=== SUPPLIED RECORDS ===
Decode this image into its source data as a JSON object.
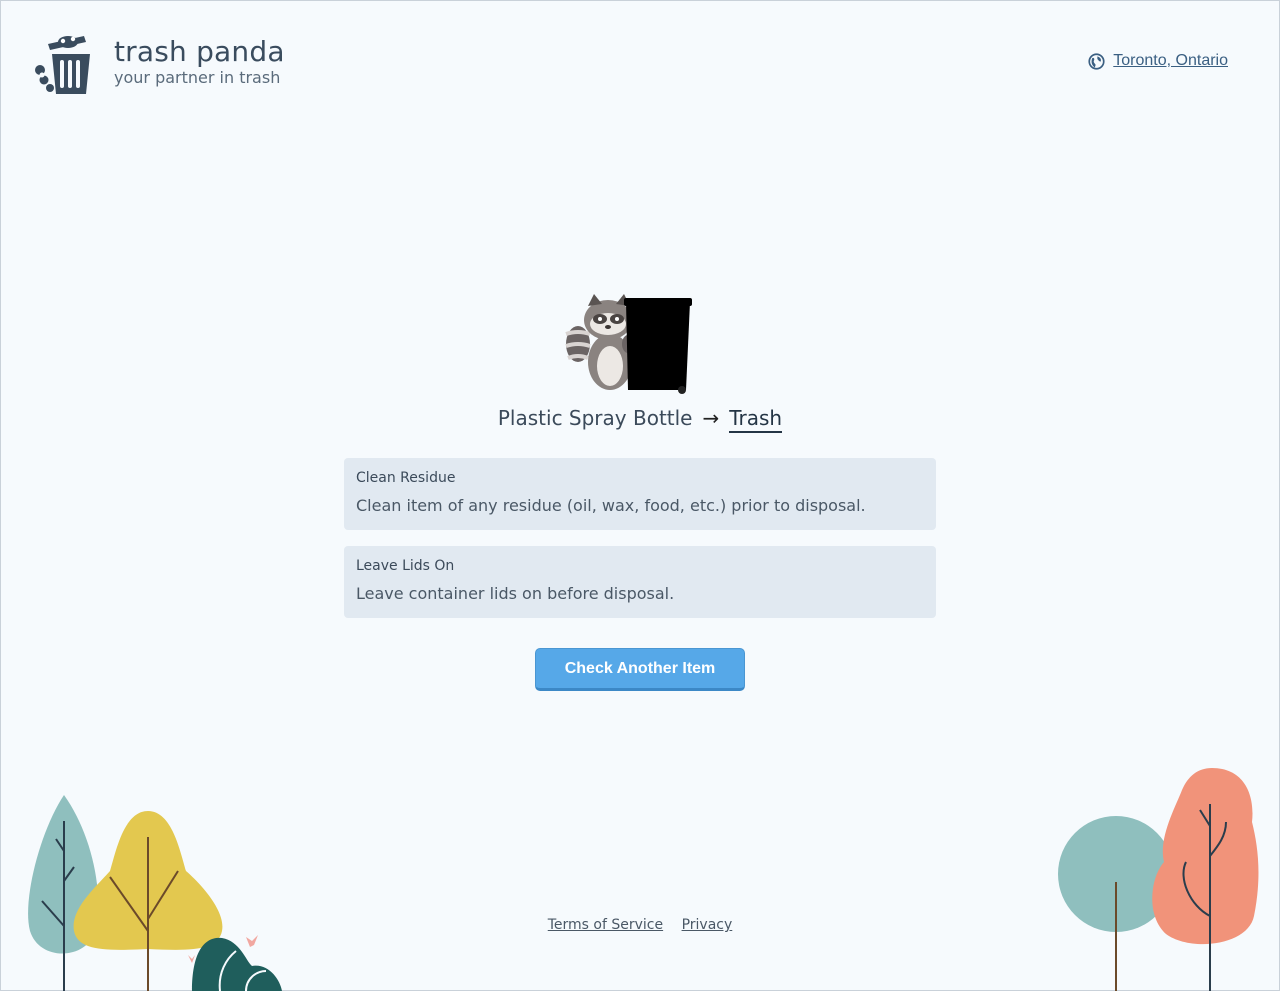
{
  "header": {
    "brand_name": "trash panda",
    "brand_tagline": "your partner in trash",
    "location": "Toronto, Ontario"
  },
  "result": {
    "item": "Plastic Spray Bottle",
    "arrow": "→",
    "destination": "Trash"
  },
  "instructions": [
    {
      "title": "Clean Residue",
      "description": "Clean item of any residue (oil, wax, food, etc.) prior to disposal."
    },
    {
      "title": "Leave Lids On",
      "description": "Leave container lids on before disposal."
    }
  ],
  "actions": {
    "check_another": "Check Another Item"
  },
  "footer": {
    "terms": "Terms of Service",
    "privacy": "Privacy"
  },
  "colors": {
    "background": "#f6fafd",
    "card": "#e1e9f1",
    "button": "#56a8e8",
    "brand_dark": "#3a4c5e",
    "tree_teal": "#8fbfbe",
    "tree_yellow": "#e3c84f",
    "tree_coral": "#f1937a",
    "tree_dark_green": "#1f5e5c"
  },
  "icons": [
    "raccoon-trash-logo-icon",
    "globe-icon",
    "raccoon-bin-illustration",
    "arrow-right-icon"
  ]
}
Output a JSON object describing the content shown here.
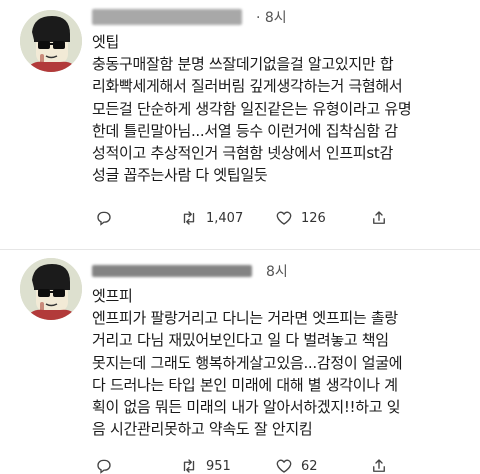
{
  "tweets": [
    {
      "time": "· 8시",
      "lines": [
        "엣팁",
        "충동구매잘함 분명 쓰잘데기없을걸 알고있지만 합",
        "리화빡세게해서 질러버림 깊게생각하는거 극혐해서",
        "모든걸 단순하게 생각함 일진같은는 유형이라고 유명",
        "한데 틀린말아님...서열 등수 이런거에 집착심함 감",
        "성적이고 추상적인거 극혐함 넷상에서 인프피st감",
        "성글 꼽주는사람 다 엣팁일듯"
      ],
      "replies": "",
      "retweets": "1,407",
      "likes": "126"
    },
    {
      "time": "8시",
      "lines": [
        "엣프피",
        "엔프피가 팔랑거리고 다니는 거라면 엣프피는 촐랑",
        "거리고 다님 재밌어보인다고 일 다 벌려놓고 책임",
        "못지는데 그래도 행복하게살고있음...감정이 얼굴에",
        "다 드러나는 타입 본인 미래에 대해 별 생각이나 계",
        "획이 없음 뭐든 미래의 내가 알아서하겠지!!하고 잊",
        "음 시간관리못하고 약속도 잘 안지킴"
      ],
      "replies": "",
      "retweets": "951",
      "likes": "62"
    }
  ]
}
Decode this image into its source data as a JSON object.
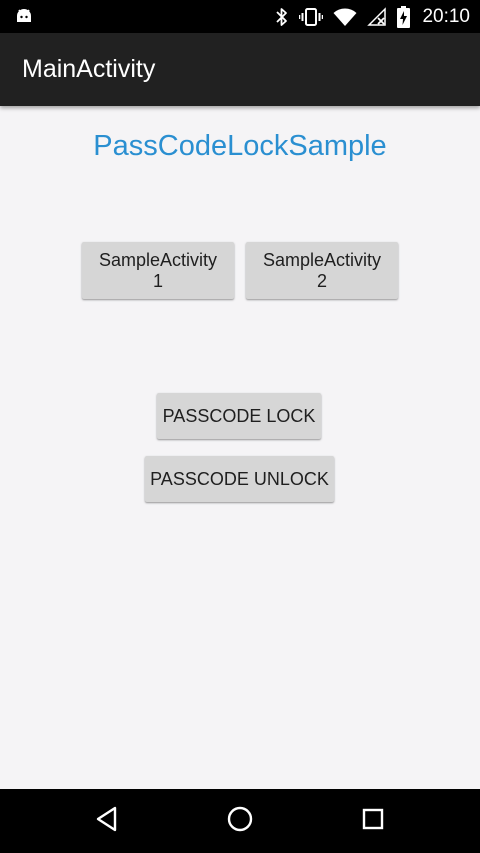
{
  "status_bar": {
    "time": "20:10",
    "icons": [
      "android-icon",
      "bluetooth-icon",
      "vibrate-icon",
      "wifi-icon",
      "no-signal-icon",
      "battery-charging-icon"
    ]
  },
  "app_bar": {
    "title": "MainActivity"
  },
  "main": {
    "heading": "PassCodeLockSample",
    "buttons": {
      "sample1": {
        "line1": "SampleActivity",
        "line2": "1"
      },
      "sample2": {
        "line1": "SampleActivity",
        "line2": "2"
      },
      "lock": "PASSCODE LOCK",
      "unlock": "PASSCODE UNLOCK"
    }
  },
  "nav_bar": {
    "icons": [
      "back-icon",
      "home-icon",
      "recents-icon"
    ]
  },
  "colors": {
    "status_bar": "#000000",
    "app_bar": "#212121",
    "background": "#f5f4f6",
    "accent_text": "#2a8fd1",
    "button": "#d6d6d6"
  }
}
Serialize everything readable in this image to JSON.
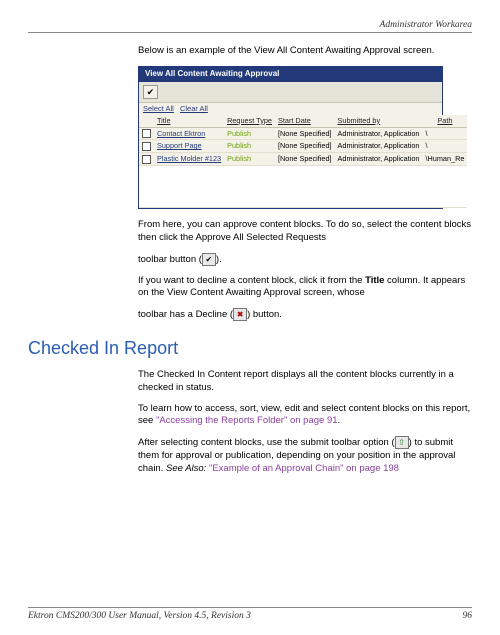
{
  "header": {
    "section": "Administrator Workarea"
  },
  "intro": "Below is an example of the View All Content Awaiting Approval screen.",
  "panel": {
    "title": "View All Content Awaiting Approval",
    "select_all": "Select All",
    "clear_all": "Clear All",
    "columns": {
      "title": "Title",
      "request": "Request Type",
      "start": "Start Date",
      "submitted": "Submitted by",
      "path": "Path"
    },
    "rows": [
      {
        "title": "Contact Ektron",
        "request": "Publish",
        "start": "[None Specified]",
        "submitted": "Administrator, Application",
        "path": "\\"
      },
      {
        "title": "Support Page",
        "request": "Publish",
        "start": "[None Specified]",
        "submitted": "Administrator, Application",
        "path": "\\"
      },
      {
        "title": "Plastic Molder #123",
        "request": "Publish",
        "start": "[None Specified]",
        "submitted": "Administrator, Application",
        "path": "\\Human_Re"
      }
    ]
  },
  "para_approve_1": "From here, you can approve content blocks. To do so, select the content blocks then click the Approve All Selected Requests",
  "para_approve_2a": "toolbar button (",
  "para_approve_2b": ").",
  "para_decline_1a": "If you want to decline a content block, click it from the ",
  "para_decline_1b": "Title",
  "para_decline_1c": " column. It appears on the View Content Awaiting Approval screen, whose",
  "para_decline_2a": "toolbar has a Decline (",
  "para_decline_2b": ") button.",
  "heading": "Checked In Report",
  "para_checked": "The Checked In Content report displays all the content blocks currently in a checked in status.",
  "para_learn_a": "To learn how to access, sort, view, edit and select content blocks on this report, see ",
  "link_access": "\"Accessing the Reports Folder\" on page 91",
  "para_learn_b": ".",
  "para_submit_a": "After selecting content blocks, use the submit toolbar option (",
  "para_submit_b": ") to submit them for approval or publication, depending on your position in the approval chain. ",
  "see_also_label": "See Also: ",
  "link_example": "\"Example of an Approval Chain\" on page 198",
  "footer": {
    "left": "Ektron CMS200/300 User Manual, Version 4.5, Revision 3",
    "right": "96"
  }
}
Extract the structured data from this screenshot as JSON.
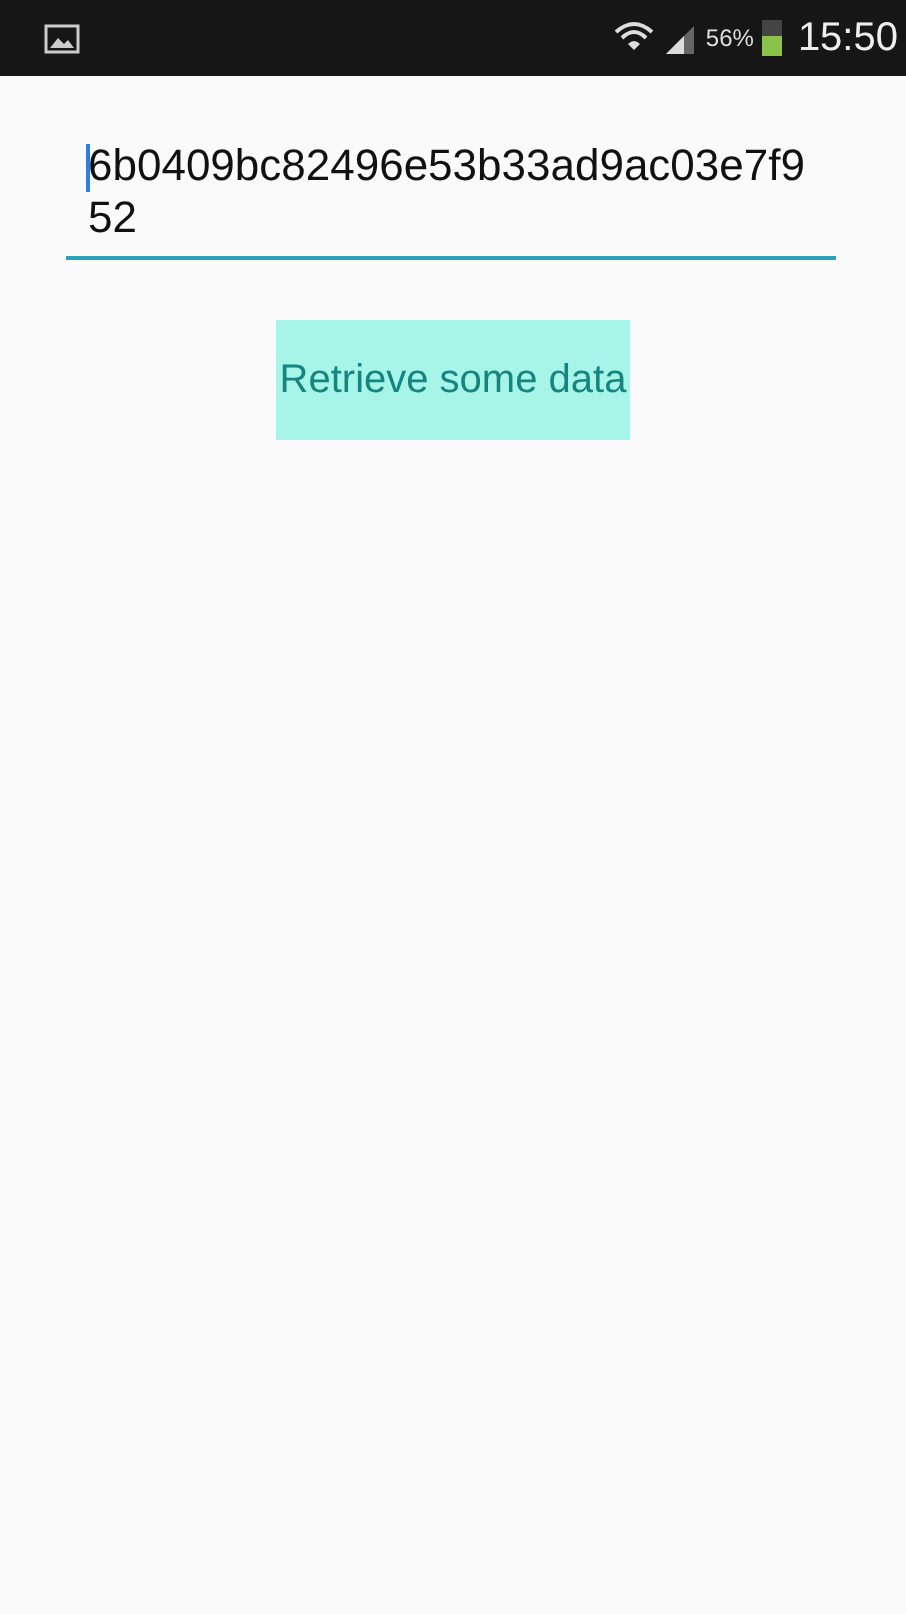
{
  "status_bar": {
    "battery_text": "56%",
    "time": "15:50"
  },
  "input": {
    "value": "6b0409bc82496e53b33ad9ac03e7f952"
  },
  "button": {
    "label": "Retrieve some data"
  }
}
===
» WORK INSTRUCTIONS:
Write every record out again exactly; no pictures belong in the copy.

» SOLUTION TO THIS PROBLEM:
Decode this image into its source data as a JSON object.
{
  "header": {
    "brand_name": "trash panda",
    "brand_tagline": "your partner in trash",
    "location": "Toronto, Ontario"
  },
  "result": {
    "item": "Plastic Spray Bottle",
    "arrow": "→",
    "destination": "Trash"
  },
  "instructions": [
    {
      "title": "Clean Residue",
      "description": "Clean item of any residue (oil, wax, food, etc.) prior to disposal."
    },
    {
      "title": "Leave Lids On",
      "description": "Leave container lids on before disposal."
    }
  ],
  "actions": {
    "check_another": "Check Another Item"
  },
  "footer": {
    "terms": "Terms of Service",
    "privacy": "Privacy"
  },
  "colors": {
    "background": "#f6fafd",
    "card": "#e1e9f1",
    "button": "#56a8e8",
    "brand_dark": "#3a4c5e",
    "tree_teal": "#8fbfbe",
    "tree_yellow": "#e3c84f",
    "tree_coral": "#f1937a",
    "tree_dark_green": "#1f5e5c"
  },
  "icons": [
    "raccoon-trash-logo-icon",
    "globe-icon",
    "raccoon-bin-illustration",
    "arrow-right-icon"
  ]
}
Output a JSON object describing the content shown here.
{
  "tweets": [
    {
      "time": "· 8시",
      "lines": [
        "엣팁",
        "충동구매잘함 분명 쓰잘데기없을걸 알고있지만 합",
        "리화빡세게해서 질러버림 깊게생각하는거 극혐해서",
        "모든걸 단순하게 생각함 일진같은는 유형이라고 유명",
        "한데 틀린말아님...서열 등수 이런거에 집착심함 감",
        "성적이고 추상적인거 극혐함 넷상에서 인프피st감",
        "성글 꼽주는사람 다 엣팁일듯"
      ],
      "replies": "",
      "retweets": "1,407",
      "likes": "126"
    },
    {
      "time": "8시",
      "lines": [
        "엣프피",
        "엔프피가 팔랑거리고 다니는 거라면 엣프피는 촐랑",
        "거리고 다님 재밌어보인다고 일 다 벌려놓고 책임",
        "못지는데 그래도 행복하게살고있음...감정이 얼굴에",
        "다 드러나는 타입 본인 미래에 대해 별 생각이나 계",
        "획이 없음 뭐든 미래의 내가 알아서하겠지!!하고 잊",
        "음 시간관리못하고 약속도 잘 안지킴"
      ],
      "replies": "",
      "retweets": "951",
      "likes": "62"
    }
  ]
}
Decode this image into its source data as a JSON object.
{
  "status_bar": {
    "time": "20:10",
    "icons": [
      "android-icon",
      "bluetooth-icon",
      "vibrate-icon",
      "wifi-icon",
      "no-signal-icon",
      "battery-charging-icon"
    ]
  },
  "app_bar": {
    "title": "MainActivity"
  },
  "main": {
    "heading": "PassCodeLockSample",
    "buttons": {
      "sample1": {
        "line1": "SampleActivity",
        "line2": "1"
      },
      "sample2": {
        "line1": "SampleActivity",
        "line2": "2"
      },
      "lock": "PASSCODE LOCK",
      "unlock": "PASSCODE UNLOCK"
    }
  },
  "nav_bar": {
    "icons": [
      "back-icon",
      "home-icon",
      "recents-icon"
    ]
  },
  "colors": {
    "status_bar": "#000000",
    "app_bar": "#212121",
    "background": "#f5f4f6",
    "accent_text": "#2a8fd1",
    "button": "#d6d6d6"
  }
}
Serialize everything readable in this image to JSON.
{
  "header": {
    "section": "Administrator Workarea"
  },
  "intro": "Below is an example of the View All Content Awaiting Approval screen.",
  "panel": {
    "title": "View All Content Awaiting Approval",
    "select_all": "Select All",
    "clear_all": "Clear All",
    "columns": {
      "title": "Title",
      "request": "Request Type",
      "start": "Start Date",
      "submitted": "Submitted by",
      "path": "Path"
    },
    "rows": [
      {
        "title": "Contact Ektron",
        "request": "Publish",
        "start": "[None Specified]",
        "submitted": "Administrator, Application",
        "path": "\\"
      },
      {
        "title": "Support Page",
        "request": "Publish",
        "start": "[None Specified]",
        "submitted": "Administrator, Application",
        "path": "\\"
      },
      {
        "title": "Plastic Molder #123",
        "request": "Publish",
        "start": "[None Specified]",
        "submitted": "Administrator, Application",
        "path": "\\Human_Re"
      }
    ]
  },
  "para_approve_1": "From here, you can approve content blocks. To do so, select the content blocks then click the Approve All Selected Requests",
  "para_approve_2a": "toolbar button (",
  "para_approve_2b": ").",
  "para_decline_1a": "If you want to decline a content block, click it from the ",
  "para_decline_1b": "Title",
  "para_decline_1c": " column. It appears on the View Content Awaiting Approval screen, whose",
  "para_decline_2a": "toolbar has a Decline (",
  "para_decline_2b": ") button.",
  "heading": "Checked In Report",
  "para_checked": "The Checked In Content report displays all the content blocks currently in a checked in status.",
  "para_learn_a": "To learn how to access, sort, view, edit and select content blocks on this report, see ",
  "link_access": "\"Accessing the Reports Folder\" on page 91",
  "para_learn_b": ".",
  "para_submit_a": "After selecting content blocks, use the submit toolbar option (",
  "para_submit_b": ") to submit them for approval or publication, depending on your position in the approval chain. ",
  "see_also_label": "See Also: ",
  "link_example": "\"Example of an Approval Chain\" on page 198",
  "footer": {
    "left": "Ektron CMS200/300 User Manual, Version 4.5, Revision 3",
    "right": "96"
  }
}
Extract the structured data from this screenshot as JSON.
{
  "status_bar": {
    "battery_text": "56%",
    "time": "15:50"
  },
  "input": {
    "value": "6b0409bc82496e53b33ad9ac03e7f952"
  },
  "button": {
    "label": "Retrieve some data"
  }
}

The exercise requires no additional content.